◆ **Data records**
┄┄┄┄┄┄

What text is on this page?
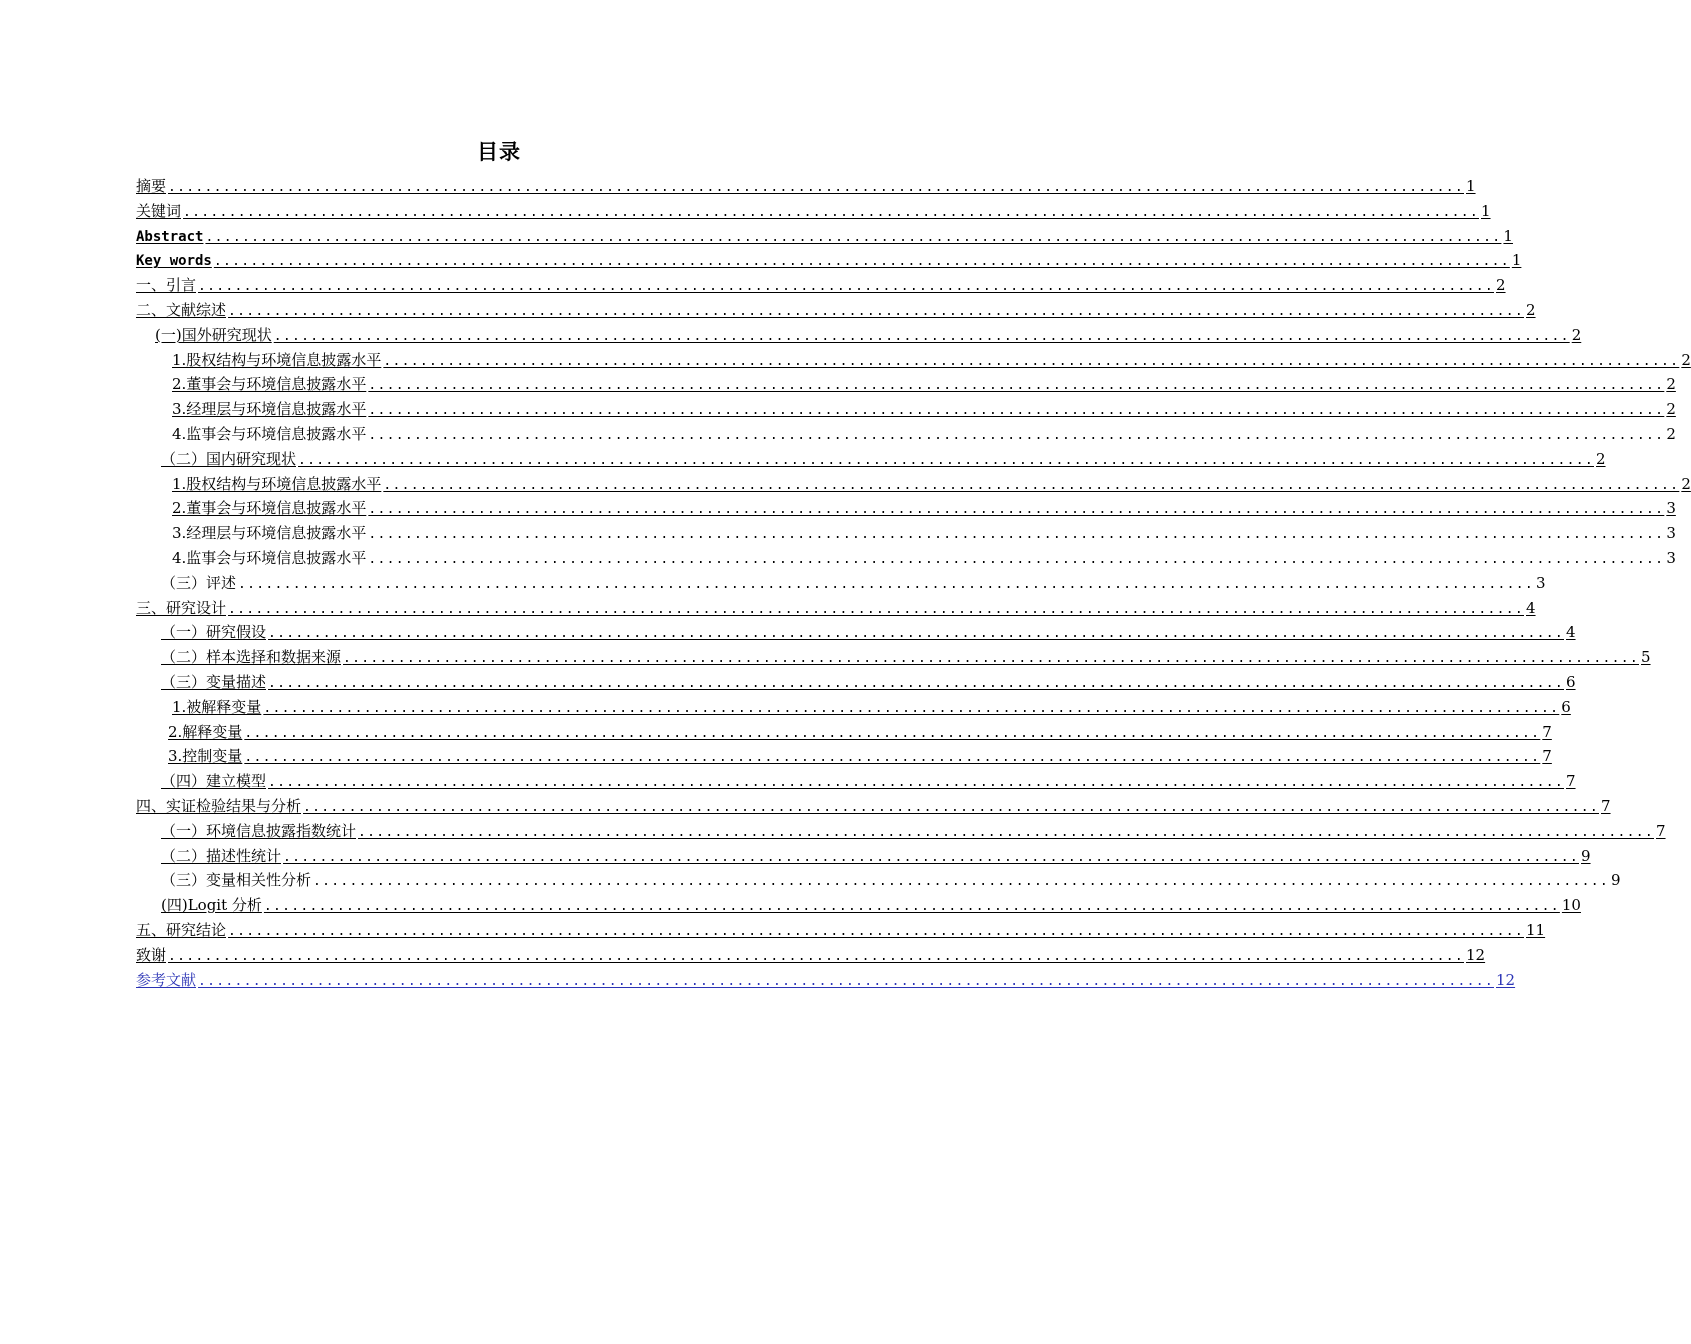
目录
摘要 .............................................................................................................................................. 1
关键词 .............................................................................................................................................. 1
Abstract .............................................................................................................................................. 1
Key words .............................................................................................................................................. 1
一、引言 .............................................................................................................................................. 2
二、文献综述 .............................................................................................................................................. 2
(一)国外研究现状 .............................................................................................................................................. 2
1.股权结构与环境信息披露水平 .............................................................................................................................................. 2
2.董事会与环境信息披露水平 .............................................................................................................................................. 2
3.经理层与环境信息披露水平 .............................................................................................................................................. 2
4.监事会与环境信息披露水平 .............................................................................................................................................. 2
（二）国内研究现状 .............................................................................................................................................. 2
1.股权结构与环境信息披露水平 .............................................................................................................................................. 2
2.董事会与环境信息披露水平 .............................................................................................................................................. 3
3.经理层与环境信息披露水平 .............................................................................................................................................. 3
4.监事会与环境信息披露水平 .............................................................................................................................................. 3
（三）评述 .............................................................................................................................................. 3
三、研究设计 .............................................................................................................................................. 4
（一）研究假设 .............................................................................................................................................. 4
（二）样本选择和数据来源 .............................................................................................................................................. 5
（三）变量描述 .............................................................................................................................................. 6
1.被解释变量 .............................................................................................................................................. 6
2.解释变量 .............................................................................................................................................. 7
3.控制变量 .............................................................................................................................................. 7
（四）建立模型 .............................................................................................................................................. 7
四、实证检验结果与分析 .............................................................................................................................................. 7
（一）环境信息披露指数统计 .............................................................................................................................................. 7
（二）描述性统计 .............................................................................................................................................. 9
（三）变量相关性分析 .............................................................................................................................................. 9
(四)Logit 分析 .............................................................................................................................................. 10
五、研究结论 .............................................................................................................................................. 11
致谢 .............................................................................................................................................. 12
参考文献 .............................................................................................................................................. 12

┄┄┄┄┄┄

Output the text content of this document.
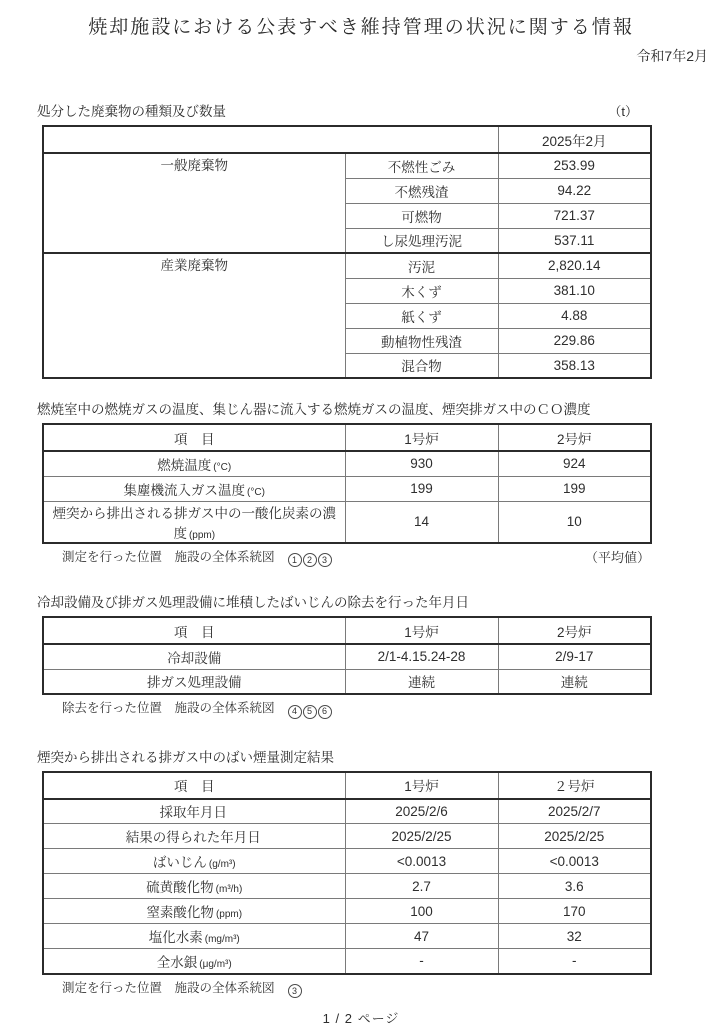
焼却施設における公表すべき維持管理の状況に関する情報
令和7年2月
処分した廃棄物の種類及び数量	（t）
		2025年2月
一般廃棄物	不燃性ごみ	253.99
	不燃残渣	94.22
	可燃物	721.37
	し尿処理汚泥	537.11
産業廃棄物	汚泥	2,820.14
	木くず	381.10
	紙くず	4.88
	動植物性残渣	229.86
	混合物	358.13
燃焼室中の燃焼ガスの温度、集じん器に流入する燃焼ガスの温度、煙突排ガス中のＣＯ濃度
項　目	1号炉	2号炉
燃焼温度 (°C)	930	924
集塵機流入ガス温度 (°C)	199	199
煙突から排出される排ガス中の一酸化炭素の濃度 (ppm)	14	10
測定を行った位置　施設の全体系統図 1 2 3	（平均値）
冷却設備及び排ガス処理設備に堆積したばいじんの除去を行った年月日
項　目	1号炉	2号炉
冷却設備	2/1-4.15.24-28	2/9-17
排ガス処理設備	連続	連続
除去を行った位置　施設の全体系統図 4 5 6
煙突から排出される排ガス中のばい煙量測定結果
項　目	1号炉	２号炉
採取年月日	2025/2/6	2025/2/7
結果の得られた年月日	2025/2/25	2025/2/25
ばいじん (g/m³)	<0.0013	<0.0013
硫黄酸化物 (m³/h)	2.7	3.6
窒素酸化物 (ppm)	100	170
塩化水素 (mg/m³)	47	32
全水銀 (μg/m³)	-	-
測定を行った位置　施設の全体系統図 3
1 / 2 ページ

┄┄┄┄┄┄

Check every line of the data above for the string "測定を行った位置", and copy those that have it.

◆ **Answer in full**
測定を行った位置　施設の全体系統図 1 2 3	（平均値）
測定を行った位置　施設の全体系統図 3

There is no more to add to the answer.